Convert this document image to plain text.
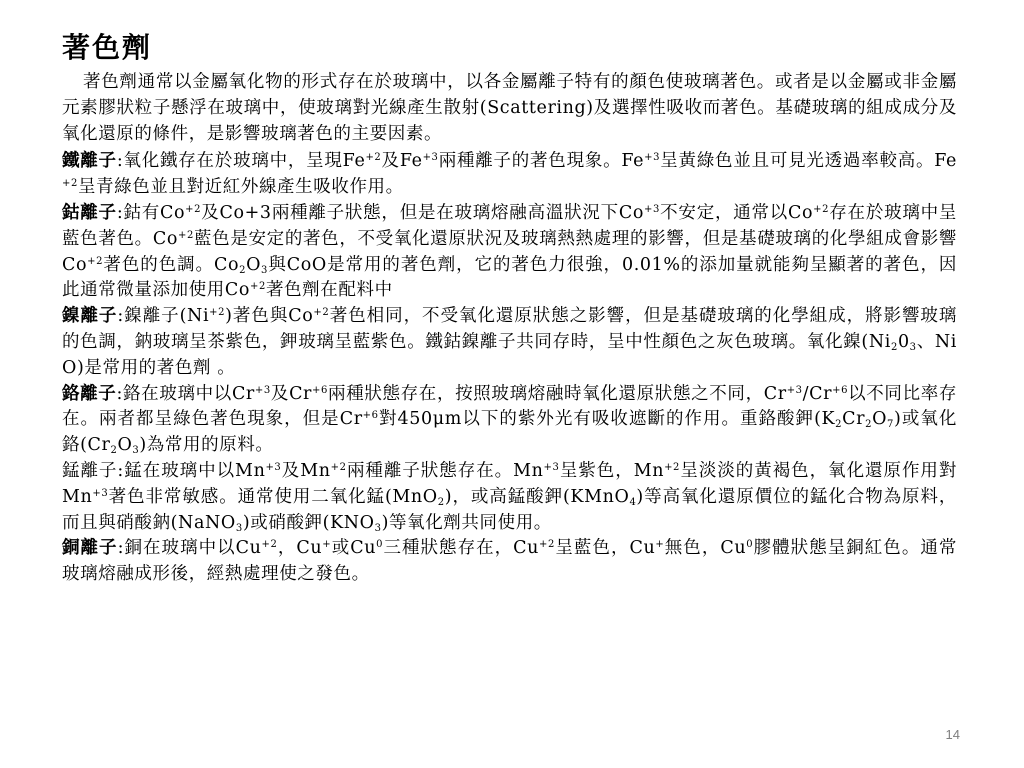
著色劑

著色劑通常以金屬氧化物的形式存在於玻璃中，以各金屬離子特有的顏色使玻璃著色。或者是以金屬或非金屬元素膠狀粒子懸浮在玻璃中，使玻璃對光線產生散射(Scattering)及選擇性吸收而著色。基礎玻璃的組成成分及氧化還原的條件，是影響玻璃著色的主要因素。

鐵離子:氧化鐵存在於玻璃中，呈現$Fe^{+2}$及$Fe^{+3}$兩種離子的著色現象。$Fe^{+3}$呈黃綠色並且可見光透過率較高。$Fe^{+2}$呈青綠色並且對近紅外線產生吸收作用。

鈷離子:鈷有$Co^{+2}$及Co+3兩種離子狀態，但是在玻璃熔融高溫狀況下$Co^{+3}$不安定，通常以$Co^{+2}$存在於玻璃中呈藍色著色。$Co^{+2}$藍色是安定的著色，不受氧化還原狀況及玻璃熱熱處理的影響，但是基礎玻璃的化學組成會影響$Co^{+2}$著色的色調。$Co_2O_3$與CoO是常用的著色劑，它的著色力很強，0.01%的添加量就能夠呈顯著的著色，因此通常微量添加使用$Co^{+2}$著色劑在配料中

鎳離子:鎳離子$(Ni^{+2})$著色與$Co^{+2}$著色相同，不受氧化還原狀態之影響，但是基礎玻璃的化學組成，將影響玻璃的色調，鈉玻璃呈茶紫色，鉀玻璃呈藍紫色。鐵鈷鎳離子共同存時，呈中性顏色之灰色玻璃。氧化鎳($Ni_20_3$、NiO)是常用的著色劑 。

鉻離子:鉻在玻璃中以$Cr^{+3}$及$Cr^{+6}$兩種狀態存在，按照玻璃熔融時氧化還原狀態之不同，$Cr^{+3}/Cr^{+6}$以不同比率存在。兩者都呈綠色著色現象，但是$Cr^{+6}$對450μm以下的紫外光有吸收遮斷的作用。重鉻酸鉀$(K_2Cr_2O_7)$或氧化鉻$(Cr_2O_3)$為常用的原料。

錳離子:錳在玻璃中以$Mn^{+3}$及$Mn^{+2}$兩種離子狀態存在。$Mn^{+3}$呈紫色，$Mn^{+2}$呈淡淡的黃褐色，氧化還原作用對$Mn^{+3}$著色非常敏感。通常使用二氧化錳(MnO$_2$)，或高錳酸鉀(KMnO$_4$)等高氧化還原價位的錳化合物為原料，而且與硝酸鈉(NaNO$_3$)或硝酸鉀$(KNO_3)$等氧化劑共同使用。

銅離子:銅在玻璃中以$Cu^{+2}$，Cu+或Cu$^0$三種狀態存在，$Cu^{+2}$呈藍色，Cu+無色，Cu$^0$膠體狀態呈銅紅色。通常玻璃熔融成形後，經熱處理使之發色。

14
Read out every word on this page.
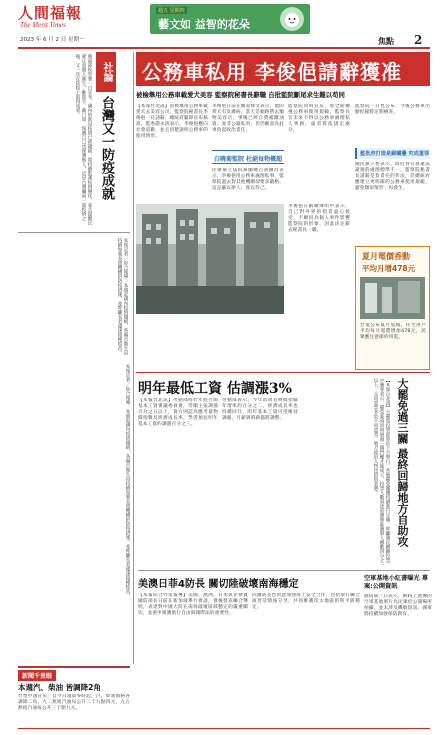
人間福報
The Merit Times
2023 年 6 月 2 日 星期一
週五 星期四
藝文如 益智的花朵
焦點 2
社論
台灣又一防疫成就
衛福部疾管署一日宣布，國內的新冠疫情已經趨緩，將持續監測疫情變化，並且提醒民眾注意個人衛生，勤洗手、戴口罩，保護自己也保護他人。這是台灣繼前一波疫情之後，又一次在防疫上取得成果。
本報記者／綜合報導：本週起國內疫情趨緩，各縣市衛生局持續加強長照機構的防疫措施，並呼籲長者儘速接種疫苗。
公務車私用 李俊俋請辭獲准
被檢舉用公務車載愛犬美容 監察院秘書長辭職 自批監院斷尾求生難以苟同
【本報台北訊】因被爆用公務車載愛犬去美容公司，監察院秘書長李俊俋一日請辭，總統府隨即宣布核准。監委趙永清表示，李俊俋應向社會道歉，並且清楚說明公務車的使用情形。
李俊俋日前在臉書發文表示，他的愛犬有皮膚病，當天是順路帶去寵物美容店，事後已經自費補繳油資，並非公器私用，但仍願意為此事負起政治責任。
白曉菊監院 杜絕每物概超
民眾黨立法院黨團總召黃國昌表示，李俊俋用公務車處理私事，監察院過去對其他機關卻要求嚴格，這是嚴以律人、寬以待己。
監察院同時宣布，將全面檢視公務車使用規範，監察長官未來不得以公務車處理私人事務，違者將依規定處分。
監察院一日也公布，今後公務車出勤紀錄將定期檢查。
藍批府打造是錦罐疊 究成重罪
國民黨立委表示，政府對官員違法違規的處理標準不一，監察院秘書長請辭是負責任的作法，但總統府應建立更明確的公務車使用規範，避免類似情形一再發生。
李俊俋在辭職聲明中表示，自己對外界的指責虛心接受，不願因為個人事件影響監察院的形象，因此決定辭去秘書長一職。
夏月電價香動
平均月增478元
台電公布夏月電價，住宅用戶平均每月電費增加478元，民眾應注意節約用電。
本報記者／綜合報導：本週起國內疫情趨緩，各縣市衛生局持續加強長照機構的防疫措施，並呼籲長者儘速接種疫苗。 明年最低工資 估調漲3%
【本報台北訊】勞動部將於年底召開基本工資審議委員會，勞團主張調漲百分之五以上，資方則認為應考量物價指數及經濟成長率，學者預估明年基本工資約調漲百分之三。
勞動部表示，今年消費者物價指數年增率約百分之二，經濟成長率也持續回升，明年基本工資可望維持調漲，月薪與時薪都將調整。	大罷免過三關 最終回歸地方自助攻
【本報台北訊】大罷免投票即將於下月舉行，各地罷免團體持續進行宣傳，呼籲選民踴躍投票。中選會表示，罷免案須同時通過三個門檻才能成立，投票人數須達原選舉區選舉人總數四分之一以上，且同意票多於不同意票。地方政治人物也紛紛表態。
美澳日菲4防長 關切陸破壞南海穩定
【本報綜合外電報導】美國、澳洲、日本與菲律賓國防部長日前在新加坡舉行會談，會後發表聯合聲明，表達對中國大陸在南海破壞區域穩定的嚴重關切，並重申維護航行自由與國際法的重要性。
四國防長也同意加強海上安全合作，包括舉行聯合演習及情報分享，共同維護印太地區的和平與穩定。
空軍基地小紅書曝光 專案:公開資訊
國防部一日表示，網路上流傳的空軍基地照片為民眾於公開場所拍攝，並未涉及機敏資訊，國軍將持續加強保防教育。
新聞千里眼
本週汽、柴油 皆調降2角
台塑中油宣布，自今日凌晨零時起，汽、柴油價格各調降二角，九二無鉛汽油每公升二十九點四元，九五無鉛汽油每公升三十點九元。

****************************************

** What the task requires **
Show every line in the records above that contains the word "各縣市衛生局持續加強長照機構的防疫措施".

** Answer for this exercise **
本報記者／綜合報導：本週起國內疫情趨緩，各縣市衛生局持續加強長照機構的防疫措施，並呼籲長者儘速接種疫苗。
本報記者／綜合報導：本週起國內疫情趨緩，各縣市衛生局持續加強長照機構的防疫措施，並呼籲長者儘速接種疫苗。 明年最低工資 估調漲3%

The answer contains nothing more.